Task
Which lines of the entries contain the string "triangle"? Please find them and copy them.

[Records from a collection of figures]
--- START ---
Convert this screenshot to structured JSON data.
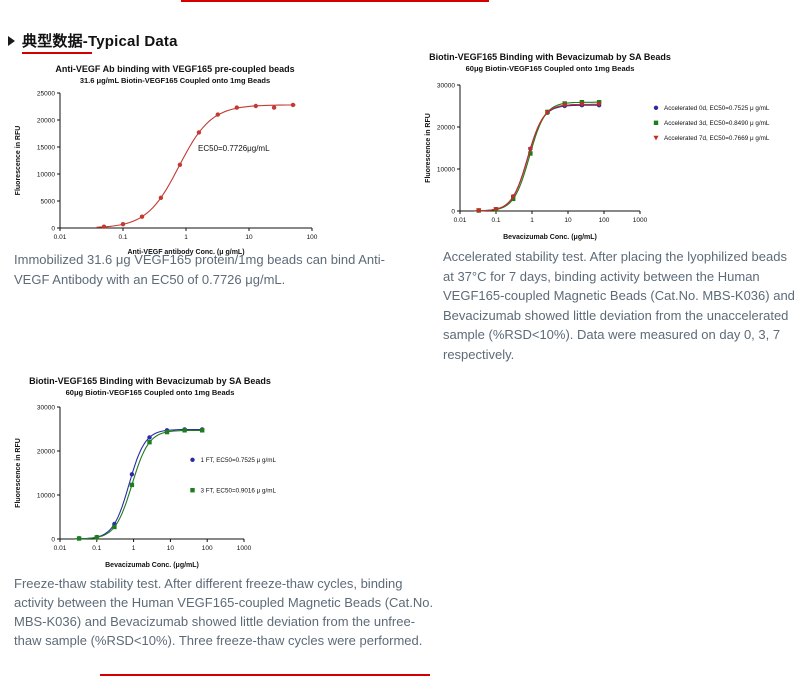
{
  "accent_color": "#d40000",
  "icons": {
    "header_bullet": "right-triangle-icon"
  },
  "header": {
    "title": "典型数据-Typical Data"
  },
  "captions": {
    "chart1": "Immobilized 31.6 μg VEGF165 protein/1mg beads can bind Anti-VEGF Antibody with an EC50 of 0.7726 μg/mL.",
    "chart2": "Accelerated stability test. After placing the lyophilized beads at 37°C for 7 days, binding activity between the Human VEGF165-coupled Magnetic Beads (Cat.No. MBS-K036) and Bevacizumab showed little deviation from the unaccelerated sample (%RSD<10%). Data were measured on day 0, 3, 7 respectively.",
    "chart3": "Freeze-thaw stability test. After different freeze-thaw cycles, binding activity between the Human VEGF165-coupled Magnetic Beads (Cat.No. MBS-K036) and Bevacizumab showed little deviation from the unfree-thaw sample (%RSD<10%). Three freeze-thaw cycles were performed."
  },
  "chart_data": [
    {
      "type": "scatter",
      "title": "Anti-VEGF Ab binding with VEGF165 pre-coupled beads",
      "subtitle": "31.6 μg/mL Biotin-VEGF165 Coupled onto 1mg Beads",
      "xlabel": "Anti-VEGF antibody Conc. (μ g/mL)",
      "ylabel": "Fluorescence in RFU",
      "x_scale": "log",
      "x_ticks": [
        0.01,
        0.1,
        1,
        10,
        100
      ],
      "y_ticks": [
        0,
        5000,
        10000,
        15000,
        20000,
        25000
      ],
      "xlim": [
        0.01,
        100
      ],
      "ylim": [
        0,
        25000
      ],
      "grid": false,
      "annotation": "EC50=0.7726μg/mL",
      "series": [
        {
          "name": "Anti-VEGF Ab",
          "color": "#c23a32",
          "marker": "circle",
          "ec50": 0.7726,
          "top": 22800,
          "hill": 1.7,
          "points": [
            [
              0.05,
              250
            ],
            [
              0.1,
              700
            ],
            [
              0.2,
              2100
            ],
            [
              0.4,
              5600
            ],
            [
              0.8,
              11700
            ],
            [
              1.6,
              17700
            ],
            [
              3.2,
              21000
            ],
            [
              6.4,
              22300
            ],
            [
              12.8,
              22600
            ],
            [
              25,
              22300
            ],
            [
              50,
              22800
            ]
          ]
        }
      ]
    },
    {
      "type": "scatter",
      "title": "Biotin-VEGF165 Binding with Bevacizumab by SA Beads",
      "subtitle": "60μg Biotin-VEGF165 Coupled onto 1mg Beads",
      "xlabel": "Bevacizumab Conc. (μg/mL)",
      "ylabel": "Fluorescence in RFU",
      "x_scale": "log",
      "x_ticks": [
        0.01,
        0.1,
        1,
        10,
        100,
        1000
      ],
      "y_ticks": [
        0,
        10000,
        20000,
        30000
      ],
      "xlim": [
        0.01,
        1000
      ],
      "ylim": [
        0,
        30000
      ],
      "grid": false,
      "legend_position": "right",
      "series": [
        {
          "name": "Accelerated 0d,  EC50=0.7525 μ g/mL",
          "color": "#2b2ba8",
          "marker": "circle",
          "ec50": 0.7525,
          "top": 25200,
          "hill": 2.0,
          "points": [
            [
              0.033,
              150
            ],
            [
              0.1,
              440
            ],
            [
              0.3,
              3460
            ],
            [
              0.9,
              14800
            ],
            [
              2.7,
              23400
            ],
            [
              8.1,
              25000
            ],
            [
              24.3,
              25200
            ],
            [
              73,
              25200
            ]
          ]
        },
        {
          "name": "Accelerated 3d,  EC50=0.8490 μ g/mL",
          "color": "#1e7d1e",
          "marker": "square",
          "ec50": 0.849,
          "top": 25900,
          "hill": 2.0,
          "points": [
            [
              0.033,
              130
            ],
            [
              0.1,
              360
            ],
            [
              0.3,
              2870
            ],
            [
              0.9,
              13700
            ],
            [
              2.7,
              23600
            ],
            [
              8.1,
              25600
            ],
            [
              24.3,
              25900
            ],
            [
              73,
              25900
            ]
          ]
        },
        {
          "name": "Accelerated 7d,  EC50=0.7669 μ g/mL",
          "color": "#cc2a1f",
          "marker": "triangle",
          "ec50": 0.7669,
          "top": 25400,
          "hill": 2.0,
          "points": [
            [
              0.033,
              140
            ],
            [
              0.1,
              430
            ],
            [
              0.3,
              3370
            ],
            [
              0.9,
              14700
            ],
            [
              2.7,
              23500
            ],
            [
              8.1,
              25200
            ],
            [
              24.3,
              25400
            ],
            [
              73,
              25400
            ]
          ]
        }
      ]
    },
    {
      "type": "scatter",
      "title": "Biotin-VEGF165 Binding with Bevacizumab by SA Beads",
      "subtitle": "60μg Biotin-VEGF165 Coupled onto 1mg Beads",
      "xlabel": "Bevacizumab Conc. (μg/mL)",
      "ylabel": "Fluorescence in RFU",
      "x_scale": "log",
      "x_ticks": [
        0.01,
        0.1,
        1,
        10,
        100,
        1000
      ],
      "y_ticks": [
        0,
        10000,
        20000,
        30000
      ],
      "xlim": [
        0.01,
        1000
      ],
      "ylim": [
        0,
        30000
      ],
      "grid": false,
      "legend_position": "inside-right",
      "series": [
        {
          "name": "1 FT,  EC50=0.7525 μ g/mL",
          "color": "#2b2ba8",
          "marker": "circle",
          "ec50": 0.7525,
          "top": 24900,
          "hill": 2.0,
          "points": [
            [
              0.033,
              150
            ],
            [
              0.1,
              430
            ],
            [
              0.3,
              3420
            ],
            [
              0.9,
              14700
            ],
            [
              2.7,
              23100
            ],
            [
              8.1,
              24700
            ],
            [
              24.3,
              24900
            ],
            [
              73,
              24900
            ]
          ]
        },
        {
          "name": "3 FT,  EC50=0.9016 μ g/mL",
          "color": "#1e7d1e",
          "marker": "square",
          "ec50": 0.9016,
          "top": 24700,
          "hill": 1.9,
          "points": [
            [
              0.033,
              120
            ],
            [
              0.1,
              370
            ],
            [
              0.3,
              2720
            ],
            [
              0.9,
              12300
            ],
            [
              2.7,
              22000
            ],
            [
              8.1,
              24300
            ],
            [
              24.3,
              24700
            ],
            [
              73,
              24700
            ]
          ]
        }
      ]
    }
  ]
}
--- END ---
Answer to this task
    "header_bullet": "right-triangle-icon"
          "marker": "triangle",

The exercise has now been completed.